═════ INPUT FOR THIS TASK ═════

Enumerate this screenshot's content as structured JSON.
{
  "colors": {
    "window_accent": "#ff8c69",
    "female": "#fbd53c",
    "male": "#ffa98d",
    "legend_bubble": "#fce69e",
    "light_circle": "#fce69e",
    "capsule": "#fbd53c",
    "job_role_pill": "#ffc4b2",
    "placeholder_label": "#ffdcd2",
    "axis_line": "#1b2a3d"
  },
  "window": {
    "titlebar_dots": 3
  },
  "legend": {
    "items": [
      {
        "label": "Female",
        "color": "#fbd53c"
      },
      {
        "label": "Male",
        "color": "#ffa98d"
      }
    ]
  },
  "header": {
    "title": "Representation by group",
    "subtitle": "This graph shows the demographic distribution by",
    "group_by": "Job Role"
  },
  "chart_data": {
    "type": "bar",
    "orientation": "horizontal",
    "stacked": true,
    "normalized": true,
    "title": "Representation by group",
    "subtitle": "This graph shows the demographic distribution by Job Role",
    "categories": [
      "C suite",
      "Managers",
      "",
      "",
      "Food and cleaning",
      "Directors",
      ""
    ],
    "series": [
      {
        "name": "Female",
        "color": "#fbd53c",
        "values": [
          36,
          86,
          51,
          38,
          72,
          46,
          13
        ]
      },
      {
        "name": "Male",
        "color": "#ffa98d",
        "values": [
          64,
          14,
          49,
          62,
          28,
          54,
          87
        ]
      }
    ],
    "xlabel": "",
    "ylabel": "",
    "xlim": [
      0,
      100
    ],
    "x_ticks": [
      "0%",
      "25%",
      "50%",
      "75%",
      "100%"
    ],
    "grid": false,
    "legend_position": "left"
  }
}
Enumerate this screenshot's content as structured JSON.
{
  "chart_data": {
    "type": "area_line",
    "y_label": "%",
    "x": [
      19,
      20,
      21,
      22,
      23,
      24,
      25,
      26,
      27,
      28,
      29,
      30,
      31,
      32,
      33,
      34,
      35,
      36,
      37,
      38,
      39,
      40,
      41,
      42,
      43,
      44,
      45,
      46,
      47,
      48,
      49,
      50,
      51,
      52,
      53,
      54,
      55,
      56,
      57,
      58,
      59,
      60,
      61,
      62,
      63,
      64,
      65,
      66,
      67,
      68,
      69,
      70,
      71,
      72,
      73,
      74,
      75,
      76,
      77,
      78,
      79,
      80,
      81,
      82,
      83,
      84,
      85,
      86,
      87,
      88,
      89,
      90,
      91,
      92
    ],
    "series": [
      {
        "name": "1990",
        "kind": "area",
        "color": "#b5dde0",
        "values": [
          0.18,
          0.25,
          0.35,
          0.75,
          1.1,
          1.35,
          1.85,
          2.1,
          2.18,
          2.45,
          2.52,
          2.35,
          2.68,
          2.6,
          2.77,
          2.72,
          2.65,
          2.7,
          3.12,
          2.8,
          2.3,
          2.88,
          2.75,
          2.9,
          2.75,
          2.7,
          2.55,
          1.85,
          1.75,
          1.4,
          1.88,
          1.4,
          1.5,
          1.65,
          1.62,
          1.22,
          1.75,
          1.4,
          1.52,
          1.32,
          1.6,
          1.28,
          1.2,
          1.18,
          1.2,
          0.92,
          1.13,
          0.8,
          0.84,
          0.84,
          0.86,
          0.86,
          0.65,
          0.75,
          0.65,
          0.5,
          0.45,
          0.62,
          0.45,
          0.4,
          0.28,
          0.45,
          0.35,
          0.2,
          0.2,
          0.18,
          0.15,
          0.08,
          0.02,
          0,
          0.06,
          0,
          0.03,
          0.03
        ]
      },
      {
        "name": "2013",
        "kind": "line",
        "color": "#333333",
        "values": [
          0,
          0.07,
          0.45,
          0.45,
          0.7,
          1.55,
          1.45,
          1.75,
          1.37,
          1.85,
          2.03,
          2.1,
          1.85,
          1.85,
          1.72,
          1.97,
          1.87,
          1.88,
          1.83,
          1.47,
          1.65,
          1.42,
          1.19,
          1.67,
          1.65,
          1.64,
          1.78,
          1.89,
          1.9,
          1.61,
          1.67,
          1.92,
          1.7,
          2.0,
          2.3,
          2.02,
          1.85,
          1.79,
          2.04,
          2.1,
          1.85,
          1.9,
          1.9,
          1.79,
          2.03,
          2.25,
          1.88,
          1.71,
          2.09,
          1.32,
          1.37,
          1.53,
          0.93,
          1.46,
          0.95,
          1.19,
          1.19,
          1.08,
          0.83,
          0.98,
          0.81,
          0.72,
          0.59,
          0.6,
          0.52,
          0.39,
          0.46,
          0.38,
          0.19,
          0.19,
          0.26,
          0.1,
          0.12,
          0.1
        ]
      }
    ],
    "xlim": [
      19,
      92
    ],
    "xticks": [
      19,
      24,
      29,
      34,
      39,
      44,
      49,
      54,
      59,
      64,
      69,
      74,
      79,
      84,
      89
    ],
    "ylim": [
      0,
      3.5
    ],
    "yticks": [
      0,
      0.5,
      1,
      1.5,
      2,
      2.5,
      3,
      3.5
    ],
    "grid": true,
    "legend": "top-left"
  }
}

═════

● DIRECTIONS FOR THIS TASK:
From the first line to the last, please quote the material above exactly.

● RESULT OF THE EXERCISE:
Enumerate this screenshot's content as structured JSON.
{
  "colors": {
    "window_accent": "#ff8c69",
    "female": "#fbd53c",
    "male": "#ffa98d",
    "legend_bubble": "#fce69e",
    "light_circle": "#fce69e",
    "capsule": "#fbd53c",
    "job_role_pill": "#ffc4b2",
    "placeholder_label": "#ffdcd2",
    "axis_line": "#1b2a3d"
  },
  "window": {
    "titlebar_dots": 3
  },
  "legend": {
    "items": [
      {
        "label": "Female",
        "color": "#fbd53c"
      },
      {
        "label": "Male",
        "color": "#ffa98d"
      }
    ]
  },
  "header": {
    "title": "Representation by group",
    "subtitle": "This graph shows the demographic distribution by",
    "group_by": "Job Role"
  },
  "chart_data": {
    "type": "bar",
    "orientation": "horizontal",
    "stacked": true,
    "normalized": true,
    "title": "Representation by group",
    "subtitle": "This graph shows the demographic distribution by Job Role",
    "categories": [
      "C suite",
      "Managers",
      "",
      "",
      "Food and cleaning",
      "Directors",
      ""
    ],
    "series": [
      {
        "name": "Female",
        "color": "#fbd53c",
        "values": [
          36,
          86,
          51,
          38,
          72,
          46,
          13
        ]
      },
      {
        "name": "Male",
        "color": "#ffa98d",
        "values": [
          64,
          14,
          49,
          62,
          28,
          54,
          87
        ]
      }
    ],
    "xlabel": "",
    "ylabel": "",
    "xlim": [
      0,
      100
    ],
    "x_ticks": [
      "0%",
      "25%",
      "50%",
      "75%",
      "100%"
    ],
    "grid": false,
    "legend_position": "left"
  }
}
Enumerate this screenshot's content as structured JSON.
{
  "chart_data": {
    "type": "area_line",
    "y_label": "%",
    "x": [
      19,
      20,
      21,
      22,
      23,
      24,
      25,
      26,
      27,
      28,
      29,
      30,
      31,
      32,
      33,
      34,
      35,
      36,
      37,
      38,
      39,
      40,
      41,
      42,
      43,
      44,
      45,
      46,
      47,
      48,
      49,
      50,
      51,
      52,
      53,
      54,
      55,
      56,
      57,
      58,
      59,
      60,
      61,
      62,
      63,
      64,
      65,
      66,
      67,
      68,
      69,
      70,
      71,
      72,
      73,
      74,
      75,
      76,
      77,
      78,
      79,
      80,
      81,
      82,
      83,
      84,
      85,
      86,
      87,
      88,
      89,
      90,
      91,
      92
    ],
    "series": [
      {
        "name": "1990",
        "kind": "area",
        "color": "#b5dde0",
        "values": [
          0.18,
          0.25,
          0.35,
          0.75,
          1.1,
          1.35,
          1.85,
          2.1,
          2.18,
          2.45,
          2.52,
          2.35,
          2.68,
          2.6,
          2.77,
          2.72,
          2.65,
          2.7,
          3.12,
          2.8,
          2.3,
          2.88,
          2.75,
          2.9,
          2.75,
          2.7,
          2.55,
          1.85,
          1.75,
          1.4,
          1.88,
          1.4,
          1.5,
          1.65,
          1.62,
          1.22,
          1.75,
          1.4,
          1.52,
          1.32,
          1.6,
          1.28,
          1.2,
          1.18,
          1.2,
          0.92,
          1.13,
          0.8,
          0.84,
          0.84,
          0.86,
          0.86,
          0.65,
          0.75,
          0.65,
          0.5,
          0.45,
          0.62,
          0.45,
          0.4,
          0.28,
          0.45,
          0.35,
          0.2,
          0.2,
          0.18,
          0.15,
          0.08,
          0.02,
          0,
          0.06,
          0,
          0.03,
          0.03
        ]
      },
      {
        "name": "2013",
        "kind": "line",
        "color": "#333333",
        "values": [
          0,
          0.07,
          0.45,
          0.45,
          0.7,
          1.55,
          1.45,
          1.75,
          1.37,
          1.85,
          2.03,
          2.1,
          1.85,
          1.85,
          1.72,
          1.97,
          1.87,
          1.88,
          1.83,
          1.47,
          1.65,
          1.42,
          1.19,
          1.67,
          1.65,
          1.64,
          1.78,
          1.89,
          1.9,
          1.61,
          1.67,
          1.92,
          1.7,
          2.0,
          2.3,
          2.02,
          1.85,
          1.79,
          2.04,
          2.1,
          1.85,
          1.9,
          1.9,
          1.79,
          2.03,
          2.25,
          1.88,
          1.71,
          2.09,
          1.32,
          1.37,
          1.53,
          0.93,
          1.46,
          0.95,
          1.19,
          1.19,
          1.08,
          0.83,
          0.98,
          0.81,
          0.72,
          0.59,
          0.6,
          0.52,
          0.39,
          0.46,
          0.38,
          0.19,
          0.19,
          0.26,
          0.1,
          0.12,
          0.1
        ]
      }
    ],
    "xlim": [
      19,
      92
    ],
    "xticks": [
      19,
      24,
      29,
      34,
      39,
      44,
      49,
      54,
      59,
      64,
      69,
      74,
      79,
      84,
      89
    ],
    "ylim": [
      0,
      3.5
    ],
    "yticks": [
      0,
      0.5,
      1,
      1.5,
      2,
      2.5,
      3,
      3.5
    ],
    "grid": true,
    "legend": "top-left"
  }
}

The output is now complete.